Copy the entries verbatim, starting at the first one and ending with the line that contains "Text: 22: 22 [530,1072,544,1082]", both ends included.

>>

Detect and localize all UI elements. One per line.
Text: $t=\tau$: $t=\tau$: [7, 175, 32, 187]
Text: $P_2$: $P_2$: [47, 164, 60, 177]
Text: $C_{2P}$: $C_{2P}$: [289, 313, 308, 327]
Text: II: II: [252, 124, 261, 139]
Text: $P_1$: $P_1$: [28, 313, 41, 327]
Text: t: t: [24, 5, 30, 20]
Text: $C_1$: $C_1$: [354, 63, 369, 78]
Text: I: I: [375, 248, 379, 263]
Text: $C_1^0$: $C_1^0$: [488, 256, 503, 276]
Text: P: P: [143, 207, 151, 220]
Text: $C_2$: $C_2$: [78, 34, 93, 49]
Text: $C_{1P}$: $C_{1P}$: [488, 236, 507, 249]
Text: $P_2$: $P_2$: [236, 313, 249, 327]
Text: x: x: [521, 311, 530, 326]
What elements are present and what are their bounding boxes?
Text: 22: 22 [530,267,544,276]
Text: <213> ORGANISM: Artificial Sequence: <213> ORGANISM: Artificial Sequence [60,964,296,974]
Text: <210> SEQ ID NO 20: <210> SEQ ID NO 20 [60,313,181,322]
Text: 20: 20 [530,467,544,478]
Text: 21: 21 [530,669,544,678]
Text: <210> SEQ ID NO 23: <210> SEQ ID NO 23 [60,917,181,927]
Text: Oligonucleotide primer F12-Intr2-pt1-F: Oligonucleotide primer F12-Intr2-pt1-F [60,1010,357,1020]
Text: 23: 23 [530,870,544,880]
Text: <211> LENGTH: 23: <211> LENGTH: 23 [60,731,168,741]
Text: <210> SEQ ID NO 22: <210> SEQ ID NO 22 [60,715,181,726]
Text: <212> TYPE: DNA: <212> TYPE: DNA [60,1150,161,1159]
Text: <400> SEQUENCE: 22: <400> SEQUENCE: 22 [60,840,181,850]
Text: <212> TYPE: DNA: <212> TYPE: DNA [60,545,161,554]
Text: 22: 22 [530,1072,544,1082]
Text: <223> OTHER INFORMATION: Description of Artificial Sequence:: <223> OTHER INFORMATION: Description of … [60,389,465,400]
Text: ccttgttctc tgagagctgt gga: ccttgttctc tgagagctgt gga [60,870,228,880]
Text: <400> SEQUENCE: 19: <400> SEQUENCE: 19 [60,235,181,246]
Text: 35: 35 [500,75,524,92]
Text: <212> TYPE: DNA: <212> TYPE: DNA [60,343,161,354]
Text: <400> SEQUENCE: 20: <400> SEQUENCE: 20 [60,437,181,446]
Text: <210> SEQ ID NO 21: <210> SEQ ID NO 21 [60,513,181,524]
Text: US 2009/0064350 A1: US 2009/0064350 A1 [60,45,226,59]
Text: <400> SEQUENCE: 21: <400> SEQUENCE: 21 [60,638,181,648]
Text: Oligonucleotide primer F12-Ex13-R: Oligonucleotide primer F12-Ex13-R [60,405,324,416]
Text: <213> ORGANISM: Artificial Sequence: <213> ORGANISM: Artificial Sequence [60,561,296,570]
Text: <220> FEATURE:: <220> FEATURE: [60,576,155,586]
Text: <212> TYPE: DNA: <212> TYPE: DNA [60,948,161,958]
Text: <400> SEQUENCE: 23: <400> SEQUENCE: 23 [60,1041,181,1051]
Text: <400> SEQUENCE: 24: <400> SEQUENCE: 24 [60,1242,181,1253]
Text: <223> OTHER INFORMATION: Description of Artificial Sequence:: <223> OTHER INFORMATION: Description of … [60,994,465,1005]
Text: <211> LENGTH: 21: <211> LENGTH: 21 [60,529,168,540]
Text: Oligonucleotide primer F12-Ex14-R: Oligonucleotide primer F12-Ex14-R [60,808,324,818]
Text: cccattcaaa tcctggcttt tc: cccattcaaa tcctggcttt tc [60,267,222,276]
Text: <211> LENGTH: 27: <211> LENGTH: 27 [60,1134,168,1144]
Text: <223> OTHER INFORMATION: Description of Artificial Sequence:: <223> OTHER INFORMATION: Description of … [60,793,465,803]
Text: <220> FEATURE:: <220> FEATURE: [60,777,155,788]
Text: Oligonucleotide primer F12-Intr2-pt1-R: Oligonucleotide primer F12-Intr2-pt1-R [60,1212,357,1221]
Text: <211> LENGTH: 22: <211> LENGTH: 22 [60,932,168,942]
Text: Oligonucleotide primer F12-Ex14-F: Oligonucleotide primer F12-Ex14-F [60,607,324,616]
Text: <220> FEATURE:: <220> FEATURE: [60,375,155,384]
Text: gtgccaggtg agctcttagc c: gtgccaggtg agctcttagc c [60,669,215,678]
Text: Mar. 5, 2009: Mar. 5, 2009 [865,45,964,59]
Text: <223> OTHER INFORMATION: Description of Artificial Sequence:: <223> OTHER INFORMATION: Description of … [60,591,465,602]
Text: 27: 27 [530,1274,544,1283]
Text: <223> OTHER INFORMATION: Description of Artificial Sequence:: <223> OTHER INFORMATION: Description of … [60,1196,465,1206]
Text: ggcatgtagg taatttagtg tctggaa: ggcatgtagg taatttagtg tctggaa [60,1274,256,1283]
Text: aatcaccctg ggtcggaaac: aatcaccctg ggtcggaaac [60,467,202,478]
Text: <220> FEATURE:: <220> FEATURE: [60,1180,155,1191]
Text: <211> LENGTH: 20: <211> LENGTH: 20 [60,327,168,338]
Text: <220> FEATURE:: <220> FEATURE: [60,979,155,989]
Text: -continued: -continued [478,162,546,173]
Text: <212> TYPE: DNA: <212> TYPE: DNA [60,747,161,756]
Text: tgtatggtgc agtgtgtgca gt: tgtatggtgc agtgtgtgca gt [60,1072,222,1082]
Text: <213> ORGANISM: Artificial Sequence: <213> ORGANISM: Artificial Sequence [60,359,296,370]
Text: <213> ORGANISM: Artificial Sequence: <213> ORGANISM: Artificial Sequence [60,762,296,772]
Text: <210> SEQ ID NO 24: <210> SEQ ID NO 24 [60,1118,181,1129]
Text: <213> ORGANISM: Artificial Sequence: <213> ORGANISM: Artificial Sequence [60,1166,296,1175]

<<

__ANSWER BELOW__:
Detect and localize all UI elements. One per line.
Text: $t=\tau$: $t=\tau$: [7, 175, 32, 187]
Text: $P_2$: $P_2$: [47, 164, 60, 177]
Text: $C_{2P}$: $C_{2P}$: [289, 313, 308, 327]
Text: II: II: [252, 124, 261, 139]
Text: $P_1$: $P_1$: [28, 313, 41, 327]
Text: t: t: [24, 5, 30, 20]
Text: $C_1$: $C_1$: [354, 63, 369, 78]
Text: I: I: [375, 248, 379, 263]
Text: $C_1^0$: $C_1^0$: [488, 256, 503, 276]
Text: P: P: [143, 207, 151, 220]
Text: $C_2$: $C_2$: [78, 34, 93, 49]
Text: $C_{1P}$: $C_{1P}$: [488, 236, 507, 249]
Text: $P_2$: $P_2$: [236, 313, 249, 327]
Text: x: x: [521, 311, 530, 326]
What elements are present and what are their bounding boxes?
Text: 22: 22 [530,267,544,276]
Text: <213> ORGANISM: Artificial Sequence: <213> ORGANISM: Artificial Sequence [60,964,296,974]
Text: <210> SEQ ID NO 20: <210> SEQ ID NO 20 [60,313,181,322]
Text: 20: 20 [530,467,544,478]
Text: 21: 21 [530,669,544,678]
Text: <210> SEQ ID NO 23: <210> SEQ ID NO 23 [60,917,181,927]
Text: Oligonucleotide primer F12-Intr2-pt1-F: Oligonucleotide primer F12-Intr2-pt1-F [60,1010,357,1020]
Text: 23: 23 [530,870,544,880]
Text: <211> LENGTH: 23: <211> LENGTH: 23 [60,731,168,741]
Text: <210> SEQ ID NO 22: <210> SEQ ID NO 22 [60,715,181,726]
Text: <212> TYPE: DNA: <212> TYPE: DNA [60,1150,161,1159]
Text: <400> SEQUENCE: 22: <400> SEQUENCE: 22 [60,840,181,850]
Text: <212> TYPE: DNA: <212> TYPE: DNA [60,545,161,554]
Text: 22: 22 [530,1072,544,1082]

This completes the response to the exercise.